:: Stated exercise ::
Make an exact copy of all the entries below, with the pictures left out.

:: Dataset listings of figures ::
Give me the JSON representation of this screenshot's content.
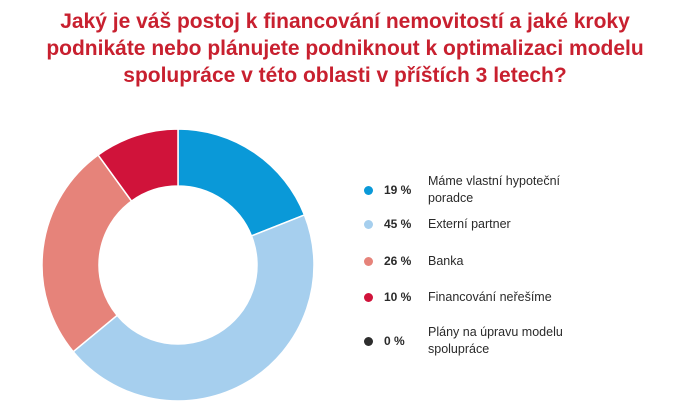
{
  "title_lines": [
    "Jaký je váš postoj k financování nemovitostí a jaké kroky",
    "podnikáte nebo plánujete podniknout k optimalizaci modelu",
    "spolupráce v této oblasti v příštích 3 letech?"
  ],
  "colors": {
    "title": "#c8202f",
    "series": [
      "#0a99d8",
      "#a6cfee",
      "#e6837a",
      "#d0133a",
      "#2d2d2d"
    ]
  },
  "legend": [
    {
      "pct": "19 %",
      "label": "Máme vlastní hypoteční poradce"
    },
    {
      "pct": "45 %",
      "label": "Externí partner"
    },
    {
      "pct": "26 %",
      "label": "Banka"
    },
    {
      "pct": "10 %",
      "label": "Financování neřešíme"
    },
    {
      "pct": "0 %",
      "label": "Plány na úpravu modelu spolupráce"
    }
  ],
  "chart_data": {
    "type": "pie",
    "variant": "donut",
    "title": "Jaký je váš postoj k financování nemovitostí a jaké kroky podnikáte nebo plánujete podniknout k optimalizaci modelu spolupráce v této oblasti v příštích 3 letech?",
    "categories": [
      "Máme vlastní hypoteční poradce",
      "Externí partner",
      "Banka",
      "Financování neřešíme",
      "Plány na úpravu modelu spolupráce"
    ],
    "values": [
      19,
      45,
      26,
      10,
      0
    ],
    "unit": "%",
    "legend_position": "right"
  }
}
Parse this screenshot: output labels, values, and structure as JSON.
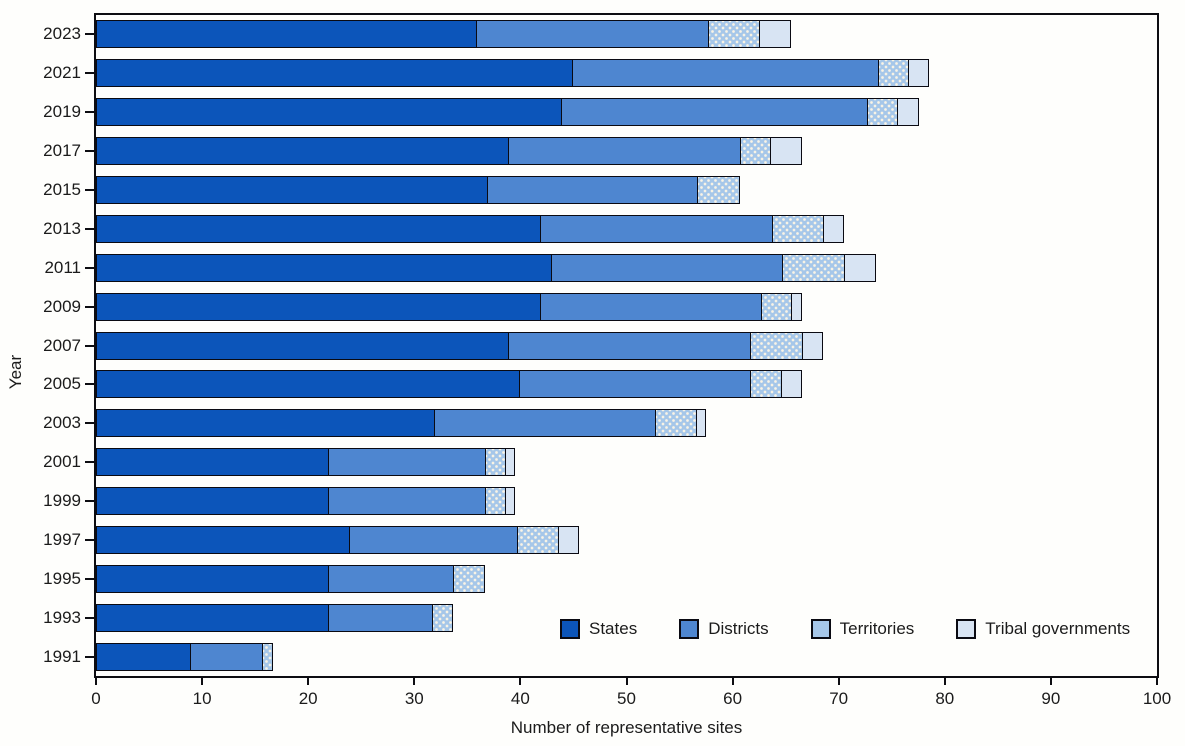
{
  "figure": {
    "x_axis_title": "Number of representative sites",
    "y_axis_title": "Year"
  },
  "chart_data": {
    "type": "bar",
    "orientation": "horizontal",
    "stacked": true,
    "title": "",
    "xlabel": "Number of representative sites",
    "ylabel": "Year",
    "xlim": [
      0,
      100
    ],
    "xticks": [
      0,
      10,
      20,
      30,
      40,
      50,
      60,
      70,
      80,
      90,
      100
    ],
    "grid": false,
    "legend_position": "bottom-inside",
    "categories": [
      "2023",
      "2021",
      "2019",
      "2017",
      "2015",
      "2013",
      "2011",
      "2009",
      "2007",
      "2005",
      "2003",
      "2001",
      "1999",
      "1997",
      "1995",
      "1993",
      "1991"
    ],
    "series": [
      {
        "name": "States",
        "color": "#0c55ba",
        "pattern": "solid",
        "values": [
          36,
          45,
          44,
          39,
          37,
          42,
          43,
          42,
          39,
          40,
          32,
          22,
          22,
          24,
          22,
          22,
          9
        ]
      },
      {
        "name": "Districts",
        "color": "#4e86d0",
        "pattern": "solid",
        "values": [
          22,
          29,
          29,
          22,
          20,
          22,
          22,
          21,
          23,
          22,
          21,
          15,
          15,
          16,
          12,
          10,
          7
        ]
      },
      {
        "name": "Territories",
        "color": "#a6c7e9",
        "pattern": "dots",
        "values": [
          5,
          3,
          3,
          3,
          4,
          5,
          6,
          3,
          5,
          3,
          4,
          2,
          2,
          4,
          3,
          2,
          1
        ]
      },
      {
        "name": "Tribal governments",
        "color": "#d8e4f3",
        "pattern": "solid",
        "values": [
          3,
          2,
          2,
          3,
          0,
          2,
          3,
          1,
          2,
          2,
          1,
          1,
          1,
          2,
          0,
          0,
          0
        ]
      }
    ],
    "totals": [
      66,
      79,
      78,
      67,
      61,
      71,
      74,
      67,
      69,
      67,
      58,
      40,
      40,
      46,
      37,
      34,
      17
    ]
  }
}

:: The answer ::
Give me the JSON representation of this screenshot's content.
{
  "title_lines": [
    "Jaký je váš postoj k financování nemovitostí a jaké kroky",
    "podnikáte nebo plánujete podniknout k optimalizaci modelu",
    "spolupráce v této oblasti v příštích 3 letech?"
  ],
  "colors": {
    "title": "#c8202f",
    "series": [
      "#0a99d8",
      "#a6cfee",
      "#e6837a",
      "#d0133a",
      "#2d2d2d"
    ]
  },
  "legend": [
    {
      "pct": "19 %",
      "label": "Máme vlastní hypoteční poradce"
    },
    {
      "pct": "45 %",
      "label": "Externí partner"
    },
    {
      "pct": "26 %",
      "label": "Banka"
    },
    {
      "pct": "10 %",
      "label": "Financování neřešíme"
    },
    {
      "pct": "0 %",
      "label": "Plány na úpravu modelu spolupráce"
    }
  ],
  "chart_data": {
    "type": "pie",
    "variant": "donut",
    "title": "Jaký je váš postoj k financování nemovitostí a jaké kroky podnikáte nebo plánujete podniknout k optimalizaci modelu spolupráce v této oblasti v příštích 3 letech?",
    "categories": [
      "Máme vlastní hypoteční poradce",
      "Externí partner",
      "Banka",
      "Financování neřešíme",
      "Plány na úpravu modelu spolupráce"
    ],
    "values": [
      19,
      45,
      26,
      10,
      0
    ],
    "unit": "%",
    "legend_position": "right"
  }
}
Parse this screenshot: output labels, values, and structure as JSON.
{
  "figure": {
    "x_axis_title": "Number of representative sites",
    "y_axis_title": "Year"
  },
  "chart_data": {
    "type": "bar",
    "orientation": "horizontal",
    "stacked": true,
    "title": "",
    "xlabel": "Number of representative sites",
    "ylabel": "Year",
    "xlim": [
      0,
      100
    ],
    "xticks": [
      0,
      10,
      20,
      30,
      40,
      50,
      60,
      70,
      80,
      90,
      100
    ],
    "grid": false,
    "legend_position": "bottom-inside",
    "categories": [
      "2023",
      "2021",
      "2019",
      "2017",
      "2015",
      "2013",
      "2011",
      "2009",
      "2007",
      "2005",
      "2003",
      "2001",
      "1999",
      "1997",
      "1995",
      "1993",
      "1991"
    ],
    "series": [
      {
        "name": "States",
        "color": "#0c55ba",
        "pattern": "solid",
        "values": [
          36,
          45,
          44,
          39,
          37,
          42,
          43,
          42,
          39,
          40,
          32,
          22,
          22,
          24,
          22,
          22,
          9
        ]
      },
      {
        "name": "Districts",
        "color": "#4e86d0",
        "pattern": "solid",
        "values": [
          22,
          29,
          29,
          22,
          20,
          22,
          22,
          21,
          23,
          22,
          21,
          15,
          15,
          16,
          12,
          10,
          7
        ]
      },
      {
        "name": "Territories",
        "color": "#a6c7e9",
        "pattern": "dots",
        "values": [
          5,
          3,
          3,
          3,
          4,
          5,
          6,
          3,
          5,
          3,
          4,
          2,
          2,
          4,
          3,
          2,
          1
        ]
      },
      {
        "name": "Tribal governments",
        "color": "#d8e4f3",
        "pattern": "solid",
        "values": [
          3,
          2,
          2,
          3,
          0,
          2,
          3,
          1,
          2,
          2,
          1,
          1,
          1,
          2,
          0,
          0,
          0
        ]
      }
    ],
    "totals": [
      66,
      79,
      78,
      67,
      61,
      71,
      74,
      67,
      69,
      67,
      58,
      40,
      40,
      46,
      37,
      34,
      17
    ]
  }
}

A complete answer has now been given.